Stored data
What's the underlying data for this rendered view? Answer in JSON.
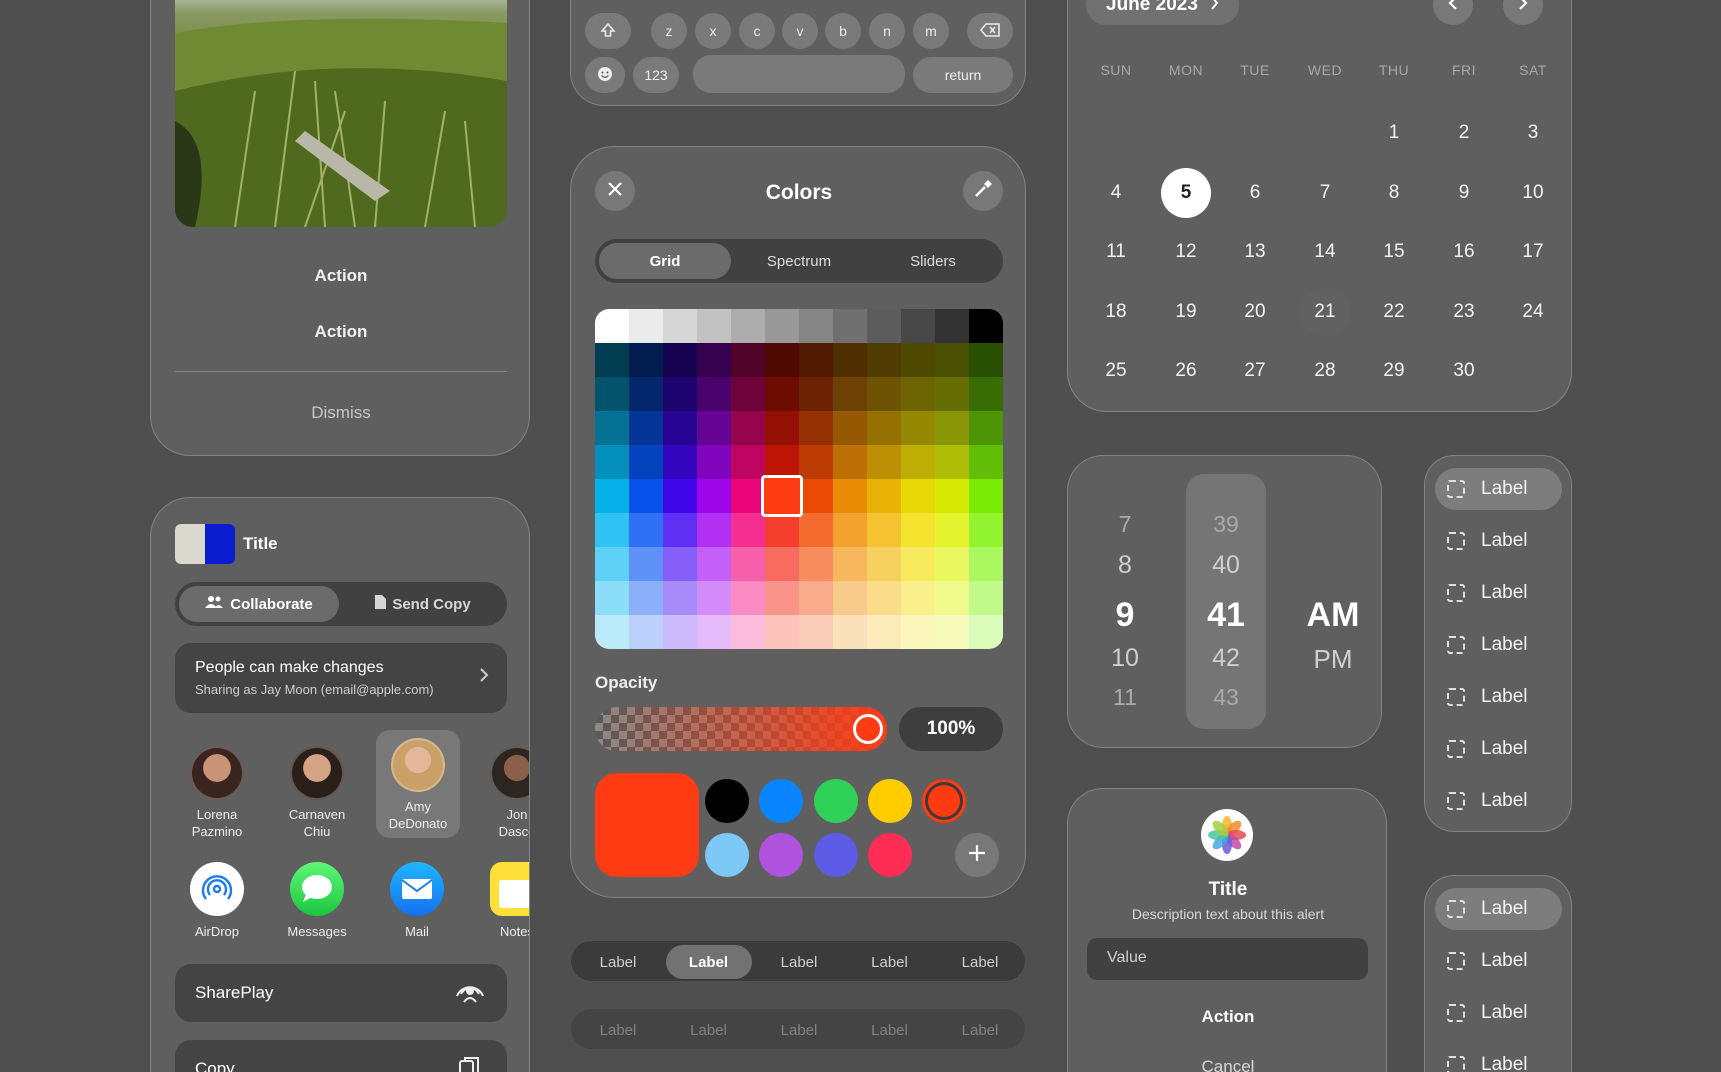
{
  "action_sheet": {
    "action1": "Action",
    "action2": "Action",
    "dismiss": "Dismiss"
  },
  "share": {
    "title": "Title",
    "seg_collaborate": "Collaborate",
    "seg_send_copy": "Send Copy",
    "permission_title": "People can make changes",
    "permission_sub": "Sharing as Jay Moon (email@apple.com)",
    "people": [
      {
        "first": "Lorena",
        "last": "Pazmino"
      },
      {
        "first": "Carnaven",
        "last": "Chiu"
      },
      {
        "first": "Amy",
        "last": "DeDonato"
      },
      {
        "first": "Jon",
        "last": "Dasco"
      }
    ],
    "apps": [
      "AirDrop",
      "Messages",
      "Mail",
      "Notes"
    ],
    "shareplay": "SharePlay",
    "copy": "Copy"
  },
  "keyboard": {
    "row3": [
      "z",
      "x",
      "c",
      "v",
      "b",
      "n",
      "m"
    ],
    "num": "123",
    "return": "return"
  },
  "colors": {
    "title": "Colors",
    "tabs": [
      "Grid",
      "Spectrum",
      "Sliders"
    ],
    "selected_tab": "Grid",
    "opacity_label": "Opacity",
    "opacity_value": "100%",
    "current_color": "#ff3b14",
    "swatches": [
      "#000000",
      "#0a84ff",
      "#30d158",
      "#ffcc00",
      "#ff3b14",
      "#7ec8f5",
      "#af52de",
      "#5e5ce6",
      "#ff2d55"
    ]
  },
  "tabbar_active": {
    "labels": [
      "Label",
      "Label",
      "Label",
      "Label",
      "Label"
    ],
    "selected_index": 1
  },
  "tabbar_disabled": {
    "labels": [
      "Label",
      "Label",
      "Label",
      "Label",
      "Label"
    ]
  },
  "calendar": {
    "month": "June 2023",
    "weekdays": [
      "SUN",
      "MON",
      "TUE",
      "WED",
      "THU",
      "FRI",
      "SAT"
    ],
    "first_weekday_index": 4,
    "days_in_month": 30,
    "selected_day": 5,
    "highlighted_day": 21
  },
  "time_picker": {
    "hours": [
      "7",
      "8",
      "9",
      "10",
      "11"
    ],
    "minutes": [
      "39",
      "40",
      "41",
      "42",
      "43"
    ],
    "meridiem": [
      "AM",
      "PM"
    ],
    "selected_hour": "9",
    "selected_minute": "41",
    "selected_meridiem": "AM"
  },
  "alert": {
    "title": "Title",
    "description": "Description text about this alert",
    "input_value": "Value",
    "action": "Action",
    "cancel": "Cancel"
  },
  "list1": {
    "items": [
      "Label",
      "Label",
      "Label",
      "Label",
      "Label",
      "Label",
      "Label"
    ],
    "selected_index": 0
  },
  "list2": {
    "items": [
      "Label",
      "Label",
      "Label",
      "Label"
    ],
    "selected_index": 0
  }
}
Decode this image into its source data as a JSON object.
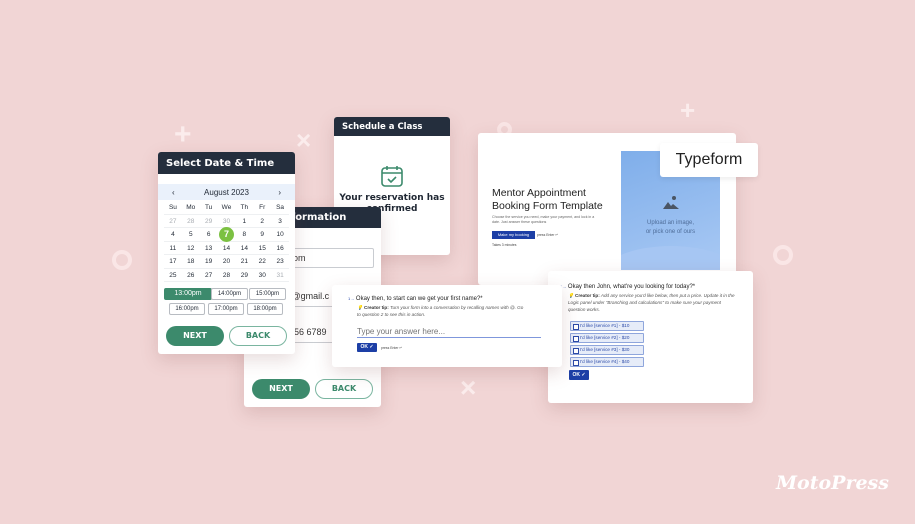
{
  "calendar_card": {
    "title": "Select Date & Time",
    "month": "August 2023",
    "prev_icon": "‹",
    "next_icon": "›",
    "weekdays": [
      "Su",
      "Mo",
      "Tu",
      "We",
      "Th",
      "Fr",
      "Sa"
    ],
    "weeks": [
      [
        "27",
        "28",
        "29",
        "30",
        "1",
        "2",
        "3"
      ],
      [
        "4",
        "5",
        "6",
        "7",
        "8",
        "9",
        "10"
      ],
      [
        "11",
        "12",
        "13",
        "14",
        "14",
        "15",
        "16"
      ],
      [
        "17",
        "18",
        "19",
        "20",
        "21",
        "22",
        "23"
      ],
      [
        "25",
        "26",
        "27",
        "28",
        "29",
        "30",
        "31"
      ]
    ],
    "selected_day": "7",
    "times": [
      "13:00pm",
      "14:00pm",
      "15:00pm",
      "16:00pm",
      "17:00pm",
      "18:00pm"
    ],
    "selected_time": "13:00pm",
    "next_label": "NEXT",
    "back_label": "BACK",
    "accent": "#3c8a6c",
    "selected_color": "#7cc142"
  },
  "info_card": {
    "title": "Information",
    "name_value": "om",
    "email_value": "y@gmail.c",
    "phone_value": "56 6789",
    "next_label": "NEXT",
    "back_label": "BACK"
  },
  "schedule_card": {
    "title": "Schedule a Class",
    "icon": "calendar-check-icon",
    "line1": "Your reservation has",
    "line2": "confirmed"
  },
  "typeform_card": {
    "badge": "Typeform",
    "title_line1": "Mentor Appointment",
    "title_line2": "Booking Form Template",
    "description_line1": "Choose the service you need, make your payment, and lock in a",
    "description_line2": "date. Just answer these questions",
    "button": "Make my booking",
    "press_enter": "press Enter ↵",
    "takes": "Takes 3 minutes",
    "image_line1": "Upload an image,",
    "image_line2": "or pick one of ours"
  },
  "question1": {
    "number": "1→",
    "question": "Okay then, to start can we get your first name?*",
    "tip_label": "Creator tip:",
    "tip_line1": "Turn your form into a conversation by recalling names with @. Go",
    "tip_line2": "to question 2 to see this in action.",
    "placeholder": "Type your answer here...",
    "ok": "OK ✓",
    "press_enter": "press Enter ↵"
  },
  "question2": {
    "number": "1→",
    "question": "Okay then John, what're you looking for today?*",
    "tip_label": "Creator tip:",
    "tip_line1": "Add any service you'd like below, then put a price. Update it in the",
    "tip_line2": "Logic panel under \"Branching and calculations\" to make sure your payment",
    "tip_line3": "question works.",
    "options": [
      "I'd like [service #1] - $10",
      "I'd like [service #2] - $20",
      "I'd like [service #3] - $30",
      "I'd like [service #4] - $40"
    ],
    "ok": "OK ✓"
  },
  "logo": "MotoPress"
}
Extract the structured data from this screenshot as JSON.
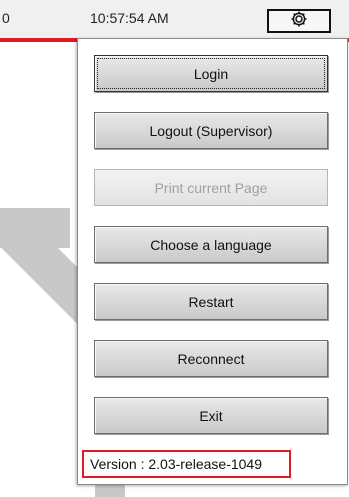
{
  "topbar": {
    "left_text": "0",
    "clock": "10:57:54 AM",
    "settings_icon": "gear-icon"
  },
  "menu": {
    "items": [
      {
        "label": "Login",
        "state": "focused"
      },
      {
        "label": "Logout (Supervisor)",
        "state": "enabled"
      },
      {
        "label": "Print current Page",
        "state": "disabled"
      },
      {
        "label": "Choose a language",
        "state": "enabled"
      },
      {
        "label": "Restart",
        "state": "enabled"
      },
      {
        "label": "Reconnect",
        "state": "enabled"
      },
      {
        "label": "Exit",
        "state": "enabled"
      }
    ],
    "version": "Version : 2.03-release-1049"
  },
  "colors": {
    "accent_red": "#e31b23",
    "background_shape": "#c8c8c8"
  }
}
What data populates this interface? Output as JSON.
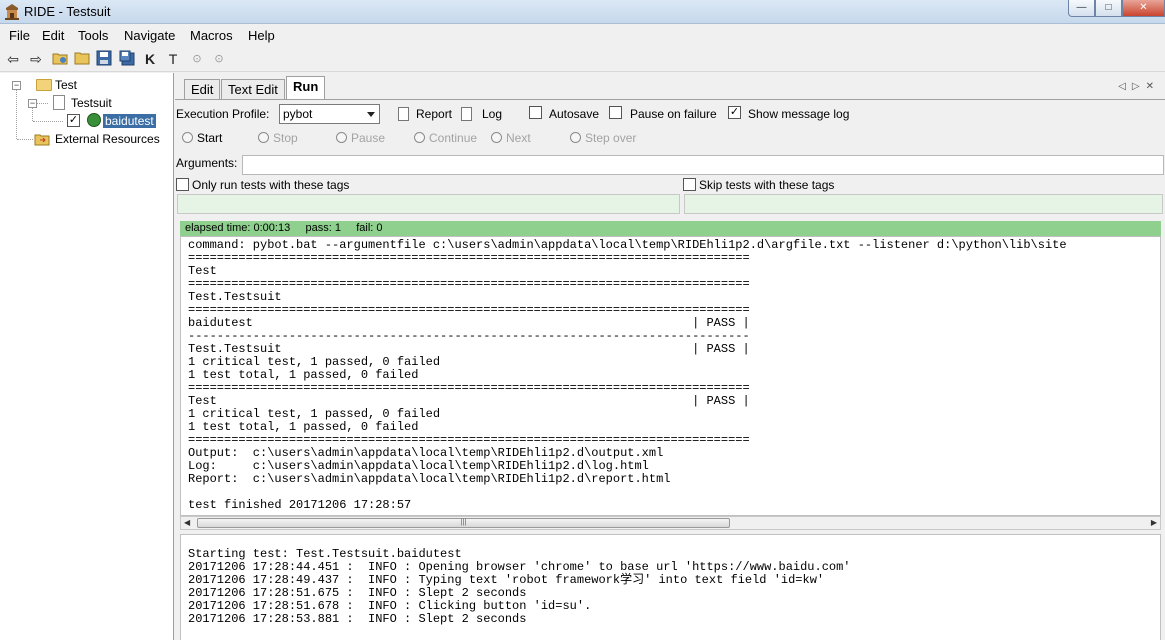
{
  "window": {
    "title": "RIDE - Testsuit",
    "minimize": "—",
    "maximize": "□",
    "close": "✕"
  },
  "menu": [
    "File",
    "Edit",
    "Tools",
    "Navigate",
    "Macros",
    "Help"
  ],
  "toolbar": {
    "icons": [
      "back-icon",
      "forward-icon",
      "open-suite-icon",
      "open-directory-icon",
      "save-icon",
      "save-all-icon",
      "search-keywords-icon",
      "search-tests-icon",
      "run-icon",
      "stop-icon"
    ],
    "keyword_glyph": "K",
    "tests_glyph": "T"
  },
  "tree": {
    "root": "Test",
    "suite": "Testsuit",
    "test": "baidutest",
    "test_checked": true,
    "external": "External Resources"
  },
  "tabs": [
    "Edit",
    "Text Edit",
    "Run"
  ],
  "active_tab": "Run",
  "run": {
    "execution_profile_label": "Execution Profile:",
    "execution_profile_value": "pybot",
    "report_label": "Report",
    "log_label": "Log",
    "autosave_label": "Autosave",
    "autosave_checked": false,
    "pause_on_failure_label": "Pause on failure",
    "pause_on_failure_checked": false,
    "show_message_log_label": "Show message log",
    "show_message_log_checked": true,
    "buttons": {
      "start": "Start",
      "stop": "Stop",
      "pause": "Pause",
      "continue": "Continue",
      "next": "Next",
      "step_over": "Step over"
    },
    "arguments_label": "Arguments:",
    "arguments_value": "",
    "only_run_tags_label": "Only run tests with these tags",
    "skip_tags_label": "Skip tests with these tags",
    "status": {
      "elapsed": "elapsed time: 0:00:13",
      "pass": "pass: 1",
      "fail": "fail: 0",
      "color": "#8fd08f"
    },
    "console_lines": [
      "command: pybot.bat --argumentfile c:\\users\\admin\\appdata\\local\\temp\\RIDEhli1p2.d\\argfile.txt --listener d:\\python\\lib\\site",
      "==============================================================================",
      "Test",
      "==============================================================================",
      "Test.Testsuit",
      "==============================================================================",
      "baidutest                                                             | PASS |",
      "------------------------------------------------------------------------------",
      "Test.Testsuit                                                         | PASS |",
      "1 critical test, 1 passed, 0 failed",
      "1 test total, 1 passed, 0 failed",
      "==============================================================================",
      "Test                                                                  | PASS |",
      "1 critical test, 1 passed, 0 failed",
      "1 test total, 1 passed, 0 failed",
      "==============================================================================",
      "Output:  c:\\users\\admin\\appdata\\local\\temp\\RIDEhli1p2.d\\output.xml",
      "Log:     c:\\users\\admin\\appdata\\local\\temp\\RIDEhli1p2.d\\log.html",
      "Report:  c:\\users\\admin\\appdata\\local\\temp\\RIDEhli1p2.d\\report.html",
      "",
      "test finished 20171206 17:28:57"
    ],
    "message_log_lines": [
      "Starting test: Test.Testsuit.baidutest",
      "20171206 17:28:44.451 :  INFO : Opening browser 'chrome' to base url 'https://www.baidu.com'",
      "20171206 17:28:49.437 :  INFO : Typing text 'robot framework学习' into text field 'id=kw'",
      "20171206 17:28:51.675 :  INFO : Slept 2 seconds",
      "20171206 17:28:51.678 :  INFO : Clicking button 'id=su'.",
      "20171206 17:28:53.881 :  INFO : Slept 2 seconds"
    ]
  }
}
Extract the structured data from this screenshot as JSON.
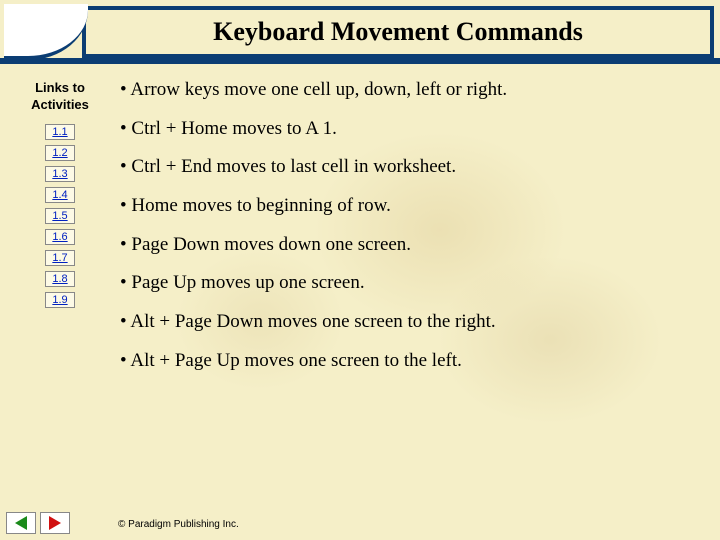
{
  "title": "Keyboard Movement Commands",
  "sidebar": {
    "heading_l1": "Links to",
    "heading_l2": "Activities",
    "links": [
      "1.1",
      "1.2",
      "1.3",
      "1.4",
      "1.5",
      "1.6",
      "1.7",
      "1.8",
      "1.9"
    ]
  },
  "bullets": [
    "• Arrow keys move one cell up, down, left or right.",
    "• Ctrl + Home moves to A 1.",
    "• Ctrl + End moves to last cell in worksheet.",
    "• Home moves to beginning of row.",
    "• Page Down moves down one screen.",
    "• Page Up moves up one screen.",
    "• Alt + Page Down moves one screen to the right.",
    "• Alt + Page Up moves one screen to the left."
  ],
  "footer": "© Paradigm Publishing Inc."
}
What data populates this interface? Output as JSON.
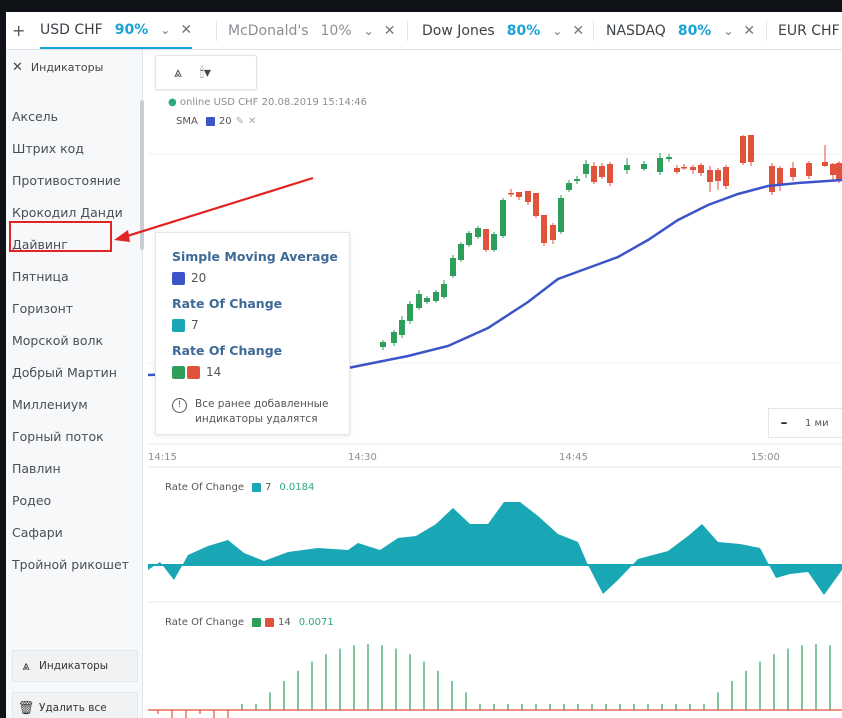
{
  "tabs": {
    "add_label": "+",
    "items": [
      {
        "name": "USD CHF",
        "percent": "90%",
        "active": true
      },
      {
        "name": "McDonald's",
        "percent": "10%",
        "active": false
      },
      {
        "name": "Dow Jones",
        "percent": "80%",
        "active": false
      },
      {
        "name": "NASDAQ",
        "percent": "80%",
        "active": false
      },
      {
        "name": "EUR CHF",
        "percent": "",
        "active": false
      }
    ]
  },
  "sidebar": {
    "title": "Индикаторы",
    "items": [
      "Аксель",
      "Штрих код",
      "Противостояние",
      "Крокодил Данди",
      "Дайвинг",
      "Пятница",
      "Горизонт",
      "Морской волк",
      "Добрый Мартин",
      "Миллениум",
      "Горный поток",
      "Павлин",
      "Родео",
      "Сафари",
      "Тройной рикошет"
    ],
    "highlighted_index": 4,
    "indicators_button": "Индикаторы",
    "delete_all_button": "Удалить все"
  },
  "chart": {
    "online_text": "online USD CHF 20.08.2019 15:14:46",
    "sma_label": "SMA",
    "sma_period": "20",
    "time_labels": [
      "14:15",
      "14:30",
      "14:45",
      "15:00"
    ],
    "zoom_label": "1 ми",
    "roc1_label": "Rate Of Change",
    "roc1_period": "7",
    "roc1_value": "0.0184",
    "roc2_label": "Rate Of Change",
    "roc2_period": "14",
    "roc2_value": "0.0071"
  },
  "tooltip": {
    "title1": "Simple Moving Average",
    "val1": "20",
    "title2": "Rate Of Change",
    "val2": "7",
    "title3": "Rate Of Change",
    "val3": "14",
    "note": "Все ранее добавленные индикаторы удалятся"
  },
  "colors": {
    "accent": "#1aa3d8",
    "bull": "#2e9e5b",
    "bear": "#e0523a",
    "sma": "#3b55c9",
    "roc": "#19a7b6",
    "highlight": "#e02424"
  }
}
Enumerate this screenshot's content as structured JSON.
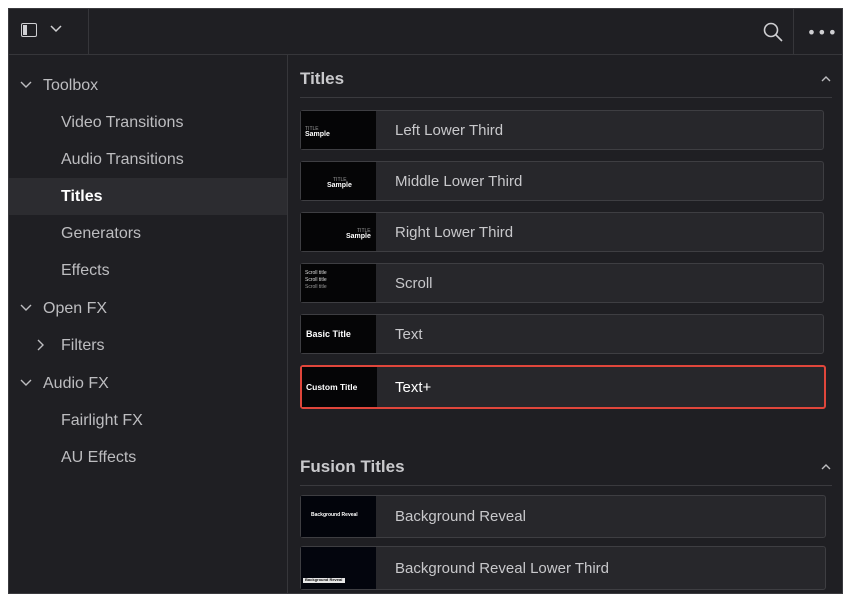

_The request_. Of all the lines in the entries, how many contain the word "pybot"? Give only the number.

_Result of this task_. 2